### Task details
Can you write out all of the material below, word for word?

### The data
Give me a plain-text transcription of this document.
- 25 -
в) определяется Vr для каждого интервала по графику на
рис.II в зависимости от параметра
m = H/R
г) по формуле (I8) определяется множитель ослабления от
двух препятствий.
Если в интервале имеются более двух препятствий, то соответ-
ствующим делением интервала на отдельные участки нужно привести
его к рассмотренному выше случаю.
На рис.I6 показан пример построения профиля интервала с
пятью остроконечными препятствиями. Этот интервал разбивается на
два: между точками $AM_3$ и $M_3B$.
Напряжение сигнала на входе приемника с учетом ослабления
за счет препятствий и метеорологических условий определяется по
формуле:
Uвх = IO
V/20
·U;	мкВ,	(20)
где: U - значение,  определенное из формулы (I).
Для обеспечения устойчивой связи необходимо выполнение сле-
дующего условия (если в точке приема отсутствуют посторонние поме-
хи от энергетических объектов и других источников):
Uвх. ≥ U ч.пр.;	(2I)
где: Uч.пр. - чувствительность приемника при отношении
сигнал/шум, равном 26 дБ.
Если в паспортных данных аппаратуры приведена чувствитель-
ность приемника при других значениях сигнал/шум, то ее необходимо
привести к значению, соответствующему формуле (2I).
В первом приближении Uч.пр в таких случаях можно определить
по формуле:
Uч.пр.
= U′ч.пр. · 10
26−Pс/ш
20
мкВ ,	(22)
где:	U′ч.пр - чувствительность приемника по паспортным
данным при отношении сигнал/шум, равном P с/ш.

### Written reply
Give me a plain-text transcription of this document.
- 25 -
в) определяется Vr для каждого интервала по графику на
рис.II в зависимости от параметра
m = H/R
г) по формуле (I8) определяется множитель ослабления от
двух препятствий.
Если в интервале имеются более двух препятствий, то соответ-
ствующим делением интервала на отдельные участки нужно привести
его к рассмотренному выше случаю.
На рис.I6 показан пример построения профиля интервала с
пятью остроконечными препятствиями. Этот интервал разбивается на
два: между точками $AM_3$ и $M_3B$.
Напряжение сигнала на входе приемника с учетом ослабления
за счет препятствий и метеорологических условий определяется по
формуле:
Uвх = IO
V/20
·U;	мкВ,	(20)
где: U - значение,  определенное из формулы (I).
Для обеспечения устойчивой связи необходимо выполнение сле-
дующего условия (если в точке приема отсутствуют посторонние поме-
хи от энергетических объектов и других источников):
Uвх. ≥ U ч.пр.;	(2I)
где: Uч.пр. - чувствительность приемника при отношении
сигнал/шум, равном 26 дБ.
Если в паспортных данных аппаратуры приведена чувствитель-
ность приемника при других значениях сигнал/шум, то ее необходимо
привести к значению, соответствующему формуле (2I).
В первом приближении Uч.пр в таких случаях можно определить
по формуле:
Uч.пр.
= U′ч.пр. · 10
26−Pс/ш
20
мкВ ,	(22)
где:	U′ч.пр - чувствительность приемника по паспортным
данным при отношении сигнал/шум, равном P с/ш.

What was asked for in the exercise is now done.